(Extracted data entries)

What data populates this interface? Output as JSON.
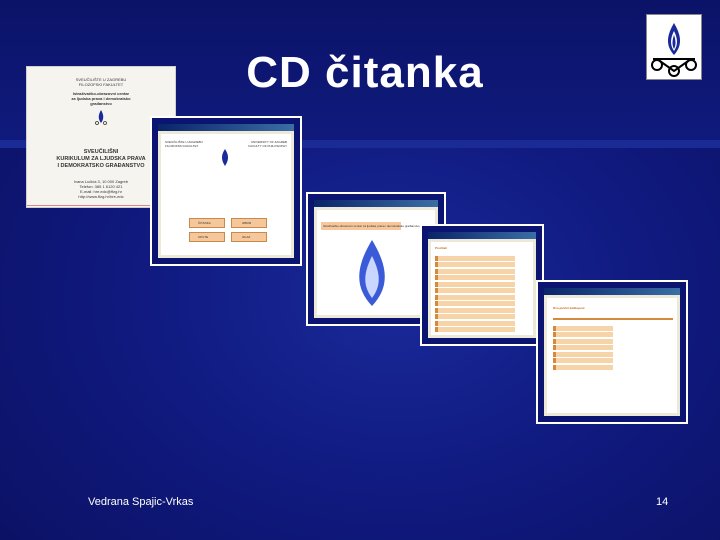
{
  "slide": {
    "title": "CD čitanka",
    "author": "Vedrana Spajic-Vrkas",
    "page_number": "14"
  },
  "document_cover": {
    "header_lines": [
      "SVEUČILIŠTE U ZAGREBU",
      "FILOZOFSKI FAKULTET"
    ],
    "center_lines": [
      "Istraživačko-obrazovni centar",
      "za ljudska prava i demokratsko",
      "građanstvo"
    ],
    "title_lines": [
      "SVEUČILIŠNI",
      "KURIKULUM ZA LJUDSKA PRAVA",
      "I DEMOKRATSKO GRAĐANSTVO"
    ],
    "contact_lines": [
      "Ivana Lučića 3, 10 000 Zagreb",
      "Telefon: 385 1 6120 421",
      "E-mail: hre.edc@ffzg.hr",
      "http://www.ffzg.hr/hre-edc"
    ]
  },
  "screenshot1": {
    "left_org": [
      "SVEUČILIŠTE U ZAGREBU",
      "FILOZOFSKI FAKULTET"
    ],
    "right_org": [
      "UNIVERSITY OF ZAGREB",
      "FACULTY OF PHILOSOPHY"
    ],
    "buttons": [
      "ČITANKA",
      "IZBOR",
      "UPUTE",
      "IZLAZ"
    ]
  },
  "screenshot2": {
    "banner": "Istraživačko-obrazovni centar za ljudska prava i demokratsko građanstvo"
  },
  "screenshot3": {
    "heading": "Pročitati"
  },
  "screenshot4": {
    "heading": "Dvo-jezični kalibopeni"
  },
  "colors": {
    "background": "#101a80",
    "frame_border": "#ffffff",
    "button_fill": "#f5c79a",
    "text": "#ffffff"
  }
}
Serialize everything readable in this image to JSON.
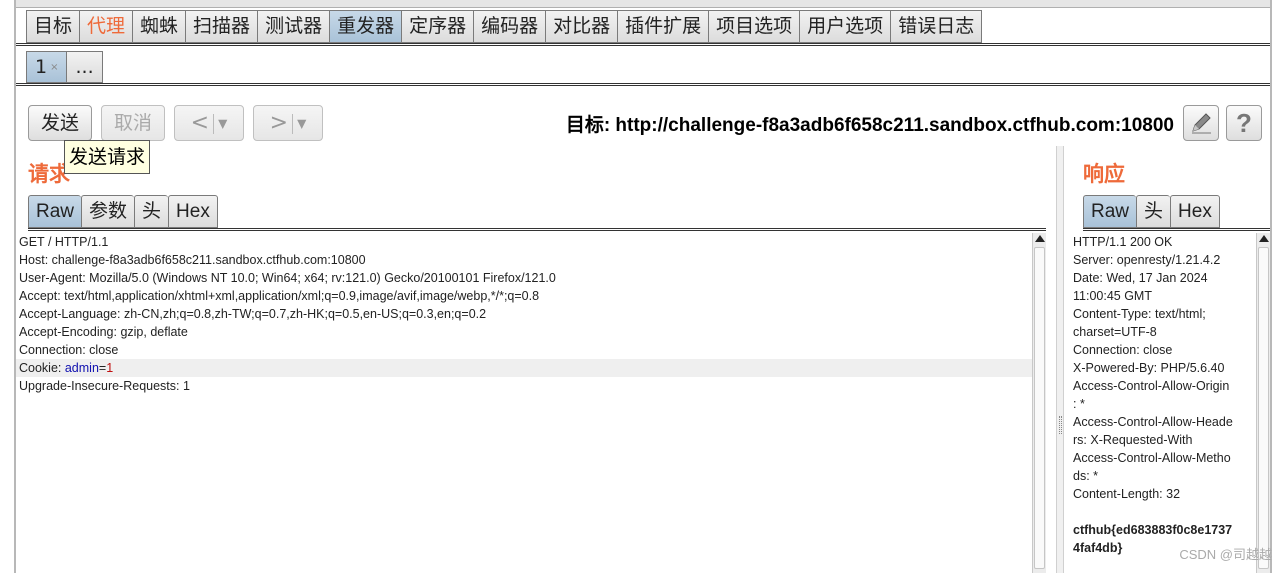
{
  "main_tabs": [
    {
      "label": "目标",
      "state": "normal"
    },
    {
      "label": "代理",
      "state": "orange"
    },
    {
      "label": "蜘蛛",
      "state": "normal"
    },
    {
      "label": "扫描器",
      "state": "normal"
    },
    {
      "label": "测试器",
      "state": "normal"
    },
    {
      "label": "重发器",
      "state": "active"
    },
    {
      "label": "定序器",
      "state": "normal"
    },
    {
      "label": "编码器",
      "state": "normal"
    },
    {
      "label": "对比器",
      "state": "normal"
    },
    {
      "label": "插件扩展",
      "state": "normal"
    },
    {
      "label": "项目选项",
      "state": "normal"
    },
    {
      "label": "用户选项",
      "state": "normal"
    },
    {
      "label": "错误日志",
      "state": "normal"
    }
  ],
  "sub_tabs": {
    "tab1": "1",
    "tab1_close": "×",
    "more": "..."
  },
  "toolbar": {
    "send": "发送",
    "cancel": "取消",
    "back_arrow": "<",
    "forward_arrow": ">",
    "dropdown": "▼",
    "tooltip": "发送请求",
    "target_label": "目标:",
    "target_url": "http://challenge-f8a3adb6f658c211.sandbox.ctfhub.com:10800",
    "edit_icon": "pencil-icon",
    "help_icon": "?"
  },
  "request": {
    "heading": "请求",
    "tabs": [
      "Raw",
      "参数",
      "头",
      "Hex"
    ],
    "lines": [
      "GET / HTTP/1.1",
      "Host: challenge-f8a3adb6f658c211.sandbox.ctfhub.com:10800",
      "User-Agent: Mozilla/5.0 (Windows NT 10.0; Win64; x64; rv:121.0) Gecko/20100101 Firefox/121.0",
      "Accept: text/html,application/xhtml+xml,application/xml;q=0.9,image/avif,image/webp,*/*;q=0.8",
      "Accept-Language: zh-CN,zh;q=0.8,zh-TW;q=0.7,zh-HK;q=0.5,en-US;q=0.3,en;q=0.2",
      "Accept-Encoding: gzip, deflate",
      "Connection: close"
    ],
    "cookie": {
      "prefix": "Cookie: ",
      "key": "admin",
      "eq": "=",
      "value": "1"
    },
    "last_line": "Upgrade-Insecure-Requests: 1"
  },
  "response": {
    "heading": "响应",
    "tabs": [
      "Raw",
      "头",
      "Hex"
    ],
    "lines": [
      "HTTP/1.1 200 OK",
      "Server: openresty/1.21.4.2",
      "Date: Wed, 17 Jan 2024",
      "11:00:45 GMT",
      "Content-Type: text/html;",
      "charset=UTF-8",
      "Connection: close",
      "X-Powered-By: PHP/5.6.40",
      "Access-Control-Allow-Origin",
      ": *",
      "Access-Control-Allow-Heade",
      "rs: X-Requested-With",
      "Access-Control-Allow-Metho",
      "ds: *",
      "Content-Length: 32",
      "",
      "ctfhub{ed683883f0c8e1737",
      "4faf4db}"
    ]
  },
  "watermark": "CSDN @司越越",
  "colors": {
    "accent_orange": "#ee6a3a",
    "active_tab": "#b8cde0",
    "tooltip_bg": "#ffffe1"
  }
}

## [Exercise task]
Leave out the pictures and output the rest of the material exactly as written.

## [Final result]
What data populates this interface? Output as JSON.
{
  "slide": {
    "title": "CD čitanka",
    "author": "Vedrana Spajic-Vrkas",
    "page_number": "14"
  },
  "document_cover": {
    "header_lines": [
      "SVEUČILIŠTE U ZAGREBU",
      "FILOZOFSKI FAKULTET"
    ],
    "center_lines": [
      "Istraživačko-obrazovni centar",
      "za ljudska prava i demokratsko",
      "građanstvo"
    ],
    "title_lines": [
      "SVEUČILIŠNI",
      "KURIKULUM ZA LJUDSKA PRAVA",
      "I DEMOKRATSKO GRAĐANSTVO"
    ],
    "contact_lines": [
      "Ivana Lučića 3, 10 000 Zagreb",
      "Telefon: 385 1 6120 421",
      "E-mail: hre.edc@ffzg.hr",
      "http://www.ffzg.hr/hre-edc"
    ]
  },
  "screenshot1": {
    "left_org": [
      "SVEUČILIŠTE U ZAGREBU",
      "FILOZOFSKI FAKULTET"
    ],
    "right_org": [
      "UNIVERSITY OF ZAGREB",
      "FACULTY OF PHILOSOPHY"
    ],
    "buttons": [
      "ČITANKA",
      "IZBOR",
      "UPUTE",
      "IZLAZ"
    ]
  },
  "screenshot2": {
    "banner": "Istraživačko-obrazovni centar za ljudska prava i demokratsko građanstvo"
  },
  "screenshot3": {
    "heading": "Pročitati"
  },
  "screenshot4": {
    "heading": "Dvo-jezični kalibopeni"
  },
  "colors": {
    "background": "#101a80",
    "frame_border": "#ffffff",
    "button_fill": "#f5c79a",
    "text": "#ffffff"
  }
}
Serialize everything readable in this image to JSON.
{
  "main_tabs": [
    {
      "label": "目标",
      "state": "normal"
    },
    {
      "label": "代理",
      "state": "orange"
    },
    {
      "label": "蜘蛛",
      "state": "normal"
    },
    {
      "label": "扫描器",
      "state": "normal"
    },
    {
      "label": "测试器",
      "state": "normal"
    },
    {
      "label": "重发器",
      "state": "active"
    },
    {
      "label": "定序器",
      "state": "normal"
    },
    {
      "label": "编码器",
      "state": "normal"
    },
    {
      "label": "对比器",
      "state": "normal"
    },
    {
      "label": "插件扩展",
      "state": "normal"
    },
    {
      "label": "项目选项",
      "state": "normal"
    },
    {
      "label": "用户选项",
      "state": "normal"
    },
    {
      "label": "错误日志",
      "state": "normal"
    }
  ],
  "sub_tabs": {
    "tab1": "1",
    "tab1_close": "×",
    "more": "..."
  },
  "toolbar": {
    "send": "发送",
    "cancel": "取消",
    "back_arrow": "<",
    "forward_arrow": ">",
    "dropdown": "▼",
    "tooltip": "发送请求",
    "target_label": "目标:",
    "target_url": "http://challenge-f8a3adb6f658c211.sandbox.ctfhub.com:10800",
    "edit_icon": "pencil-icon",
    "help_icon": "?"
  },
  "request": {
    "heading": "请求",
    "tabs": [
      "Raw",
      "参数",
      "头",
      "Hex"
    ],
    "lines": [
      "GET / HTTP/1.1",
      "Host: challenge-f8a3adb6f658c211.sandbox.ctfhub.com:10800",
      "User-Agent: Mozilla/5.0 (Windows NT 10.0; Win64; x64; rv:121.0) Gecko/20100101 Firefox/121.0",
      "Accept: text/html,application/xhtml+xml,application/xml;q=0.9,image/avif,image/webp,*/*;q=0.8",
      "Accept-Language: zh-CN,zh;q=0.8,zh-TW;q=0.7,zh-HK;q=0.5,en-US;q=0.3,en;q=0.2",
      "Accept-Encoding: gzip, deflate",
      "Connection: close"
    ],
    "cookie": {
      "prefix": "Cookie: ",
      "key": "admin",
      "eq": "=",
      "value": "1"
    },
    "last_line": "Upgrade-Insecure-Requests: 1"
  },
  "response": {
    "heading": "响应",
    "tabs": [
      "Raw",
      "头",
      "Hex"
    ],
    "lines": [
      "HTTP/1.1 200 OK",
      "Server: openresty/1.21.4.2",
      "Date: Wed, 17 Jan 2024",
      "11:00:45 GMT",
      "Content-Type: text/html;",
      "charset=UTF-8",
      "Connection: close",
      "X-Powered-By: PHP/5.6.40",
      "Access-Control-Allow-Origin",
      ": *",
      "Access-Control-Allow-Heade",
      "rs: X-Requested-With",
      "Access-Control-Allow-Metho",
      "ds: *",
      "Content-Length: 32",
      "",
      "ctfhub{ed683883f0c8e1737",
      "4faf4db}"
    ]
  },
  "watermark": "CSDN @司越越",
  "colors": {
    "accent_orange": "#ee6a3a",
    "active_tab": "#b8cde0",
    "tooltip_bg": "#ffffe1"
  }
}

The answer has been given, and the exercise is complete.